== WHAT THE EXERCISE ASKS ==
Retype all the entries word for word, but omit the pictures.

== SUPPLIED DATA ==
++++++++++++++++++++

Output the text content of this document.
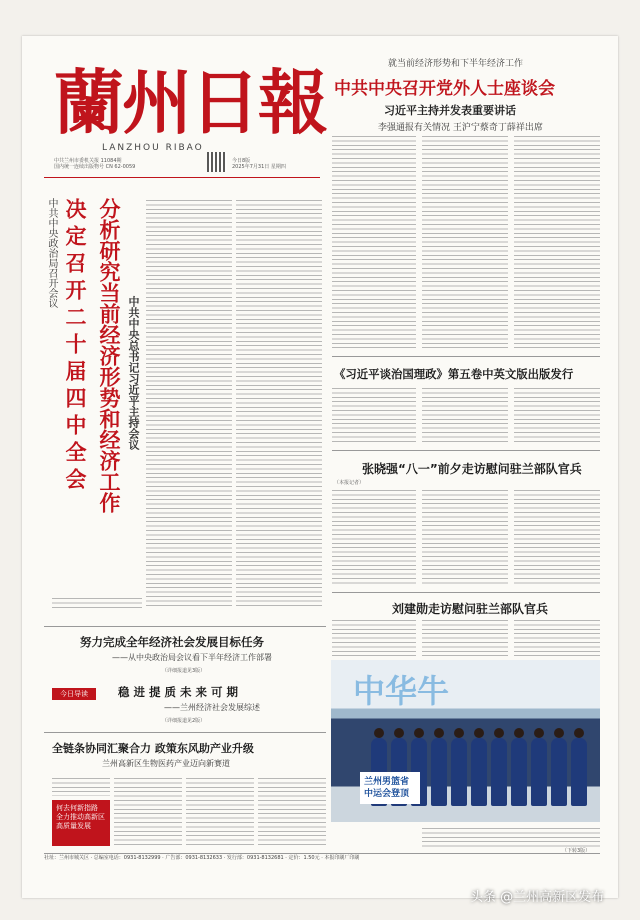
蘭州日報
LANZHOU RIBAO
中共兰州市委机关报 11084期
国内统一连续出版物号 CN 62-0059
今日8版
2025年7月31日 星期四
就当前经济形势和下半年经济工作
中共中央召开党外人士座谈会
习近平主持并发表重要讲话
李强通报有关情况 王沪宁蔡奇丁薛祥出席
中共中央政治局召开会议 决定召开二十届四中全会 分析研究当前经济形势和经济工作 中共中央总书记习近平主持会议	《习近平谈治国理政》第五卷中英文版出版发行
张晓强“八一”前夕走访慰问驻兰部队官兵
（本报记者）
刘建勋走访慰问驻兰部队官兵
努力完成全年经济社会发展目标任务
——从中央政治局会议看下半年经济工作部署
（详细报道见3版）
今日导读	稳 进 提 质 未 来 可 期
——兰州经济社会发展综述
（详细报道见2版）
全链条协同汇聚合力 政策东风助产业升级
兰州高新区生物医药产业迈向新赛道
何去何新指路 全力推动高新区高质量发展
中华牛
兰州男篮省中运会登顶
（下转3版）
社址：兰州市城关区 · 总编室电话：0931-8132999 · 广告部：0931-8132633 · 发行部：0931-8132681 · 定价：1.50元 · 本报印刷厂印刷
头条 @兰州高新区发布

++++++++++++++++++++

== EXERCISE SOLUTION ==
Output the text content of this document.
蘭州日報
LANZHOU RIBAO
中共兰州市委机关报 11084期
国内统一连续出版物号 CN 62-0059
今日8版
2025年7月31日 星期四
就当前经济形势和下半年经济工作
中共中央召开党外人士座谈会
习近平主持并发表重要讲话
李强通报有关情况 王沪宁蔡奇丁薛祥出席
中共中央政治局召开会议 决定召开二十届四中全会 分析研究当前经济形势和经济工作 中共中央总书记习近平主持会议	《习近平谈治国理政》第五卷中英文版出版发行
张晓强“八一”前夕走访慰问驻兰部队官兵
（本报记者）
刘建勋走访慰问驻兰部队官兵
努力完成全年经济社会发展目标任务
——从中央政治局会议看下半年经济工作部署
（详细报道见3版）
今日导读	稳 进 提 质 未 来 可 期
——兰州经济社会发展综述
（详细报道见2版）
全链条协同汇聚合力 政策东风助产业升级
兰州高新区生物医药产业迈向新赛道
何去何新指路 全力推动高新区高质量发展
中华牛
兰州男篮省中运会登顶
（下转3版）
社址：兰州市城关区 · 总编室电话：0931-8132999 · 广告部：0931-8132633 · 发行部：0931-8132681 · 定价：1.50元 · 本报印刷厂印刷
头条 @兰州高新区发布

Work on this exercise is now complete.